Dataset entries:
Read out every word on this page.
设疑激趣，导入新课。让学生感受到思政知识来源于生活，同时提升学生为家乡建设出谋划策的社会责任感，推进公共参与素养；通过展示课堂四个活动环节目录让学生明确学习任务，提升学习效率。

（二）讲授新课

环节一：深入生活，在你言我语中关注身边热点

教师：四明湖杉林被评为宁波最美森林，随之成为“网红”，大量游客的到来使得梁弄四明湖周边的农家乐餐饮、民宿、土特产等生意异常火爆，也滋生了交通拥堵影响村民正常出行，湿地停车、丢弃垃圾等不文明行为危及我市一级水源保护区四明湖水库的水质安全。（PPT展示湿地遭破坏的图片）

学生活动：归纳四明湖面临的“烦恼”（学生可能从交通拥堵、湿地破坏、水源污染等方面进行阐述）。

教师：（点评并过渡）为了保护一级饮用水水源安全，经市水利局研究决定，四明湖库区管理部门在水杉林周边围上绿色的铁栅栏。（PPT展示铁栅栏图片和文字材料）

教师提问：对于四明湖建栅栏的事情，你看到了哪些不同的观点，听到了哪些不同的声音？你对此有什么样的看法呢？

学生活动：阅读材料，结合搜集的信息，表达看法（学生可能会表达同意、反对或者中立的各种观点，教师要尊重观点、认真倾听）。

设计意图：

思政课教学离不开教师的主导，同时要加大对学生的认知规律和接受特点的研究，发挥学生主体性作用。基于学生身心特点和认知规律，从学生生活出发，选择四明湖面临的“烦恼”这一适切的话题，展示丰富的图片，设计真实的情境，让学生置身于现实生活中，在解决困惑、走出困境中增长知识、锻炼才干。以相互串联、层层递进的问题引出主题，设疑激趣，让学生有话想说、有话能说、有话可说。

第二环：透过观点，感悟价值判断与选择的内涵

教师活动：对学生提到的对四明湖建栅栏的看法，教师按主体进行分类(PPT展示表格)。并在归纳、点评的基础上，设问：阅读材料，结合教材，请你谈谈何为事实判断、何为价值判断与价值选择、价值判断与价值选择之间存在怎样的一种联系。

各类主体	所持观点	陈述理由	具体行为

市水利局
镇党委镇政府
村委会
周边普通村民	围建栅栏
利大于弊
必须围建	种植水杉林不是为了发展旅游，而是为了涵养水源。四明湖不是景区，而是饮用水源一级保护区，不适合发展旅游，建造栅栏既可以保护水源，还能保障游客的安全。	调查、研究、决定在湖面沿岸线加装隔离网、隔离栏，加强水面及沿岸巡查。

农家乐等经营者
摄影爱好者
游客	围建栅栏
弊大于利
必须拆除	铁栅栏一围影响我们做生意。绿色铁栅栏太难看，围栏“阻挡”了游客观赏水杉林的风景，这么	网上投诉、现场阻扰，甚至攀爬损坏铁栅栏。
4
...
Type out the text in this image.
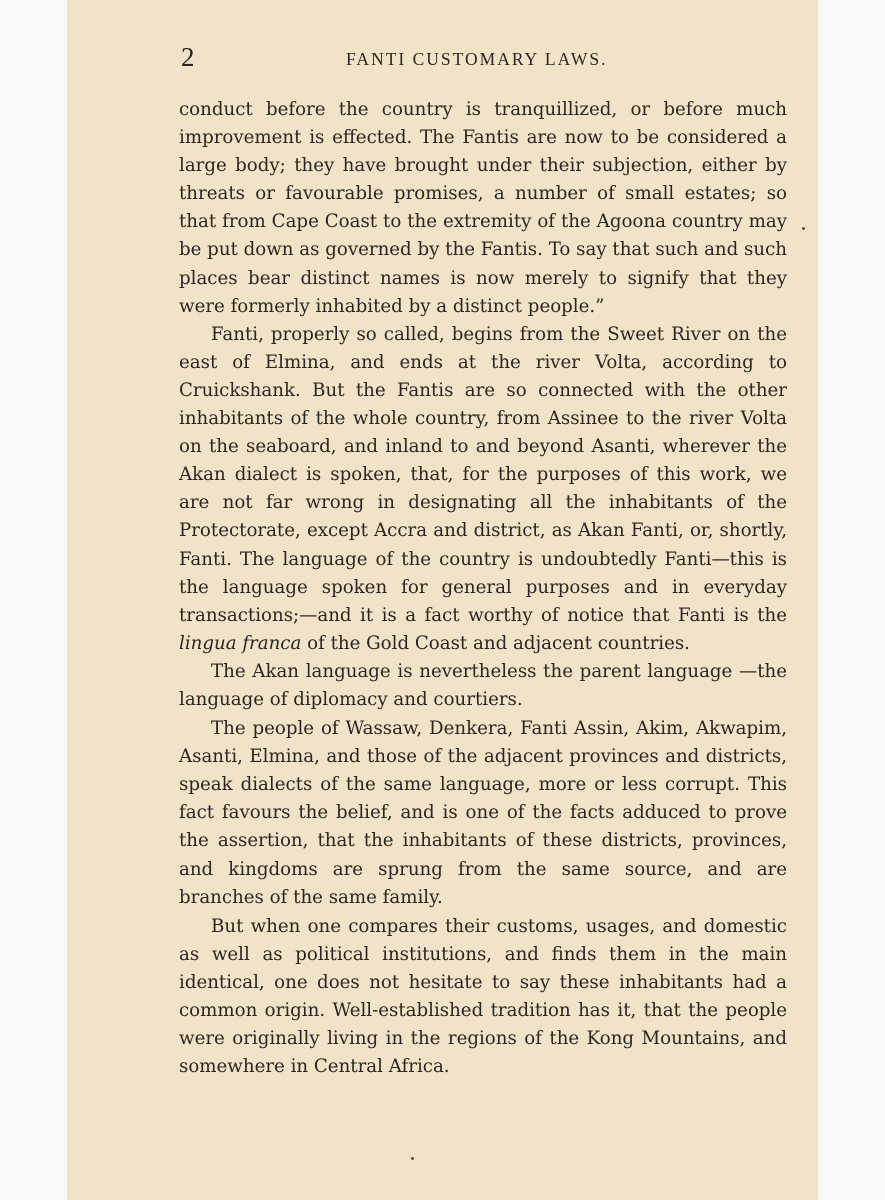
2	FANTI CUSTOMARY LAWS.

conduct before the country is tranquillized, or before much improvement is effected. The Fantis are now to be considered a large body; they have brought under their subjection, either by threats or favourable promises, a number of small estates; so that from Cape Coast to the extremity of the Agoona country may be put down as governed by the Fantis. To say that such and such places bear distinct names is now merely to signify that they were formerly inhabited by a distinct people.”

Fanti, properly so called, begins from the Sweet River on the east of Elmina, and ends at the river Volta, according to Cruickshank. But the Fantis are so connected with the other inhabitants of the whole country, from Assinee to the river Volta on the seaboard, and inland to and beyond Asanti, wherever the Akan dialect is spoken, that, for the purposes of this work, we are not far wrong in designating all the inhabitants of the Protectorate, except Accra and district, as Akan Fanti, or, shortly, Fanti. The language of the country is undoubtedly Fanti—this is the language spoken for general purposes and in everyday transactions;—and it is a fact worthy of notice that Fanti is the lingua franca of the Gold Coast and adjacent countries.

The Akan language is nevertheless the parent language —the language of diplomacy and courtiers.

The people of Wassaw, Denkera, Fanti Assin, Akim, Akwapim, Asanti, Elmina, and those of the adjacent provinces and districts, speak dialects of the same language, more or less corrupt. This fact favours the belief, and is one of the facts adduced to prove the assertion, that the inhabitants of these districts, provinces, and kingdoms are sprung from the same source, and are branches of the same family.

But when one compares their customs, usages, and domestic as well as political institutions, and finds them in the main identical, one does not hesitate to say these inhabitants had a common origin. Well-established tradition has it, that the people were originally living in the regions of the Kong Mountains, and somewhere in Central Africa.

▶ _Directions_
Pull every line containing the word "设疑激趣" out of the material and copy it.

▶ _Solution below_
设疑激趣，导入新课。让学生感受到思政知识来源于生活，同时提升学生为家乡建设出谋划策的社会责任感，推进公共参与素养；通过展示课堂四个活动环节目录让学生明确学习任务，提升学习效率。
思政课教学离不开教师的主导，同时要加大对学生的认知规律和接受特点的研究，发挥学生主体性作用。基于学生身心特点和认知规律，从学生生活出发，选择四明湖面临的“烦恼”这一适切的话题，展示丰富的图片，设计真实的情境，让学生置身于现实生活中，在解决困惑、走出困境中增长知识、锻炼才干。以相互串联、层层递进的问题引出主题，设疑激趣，让学生有话想说、有话能说、有话可说。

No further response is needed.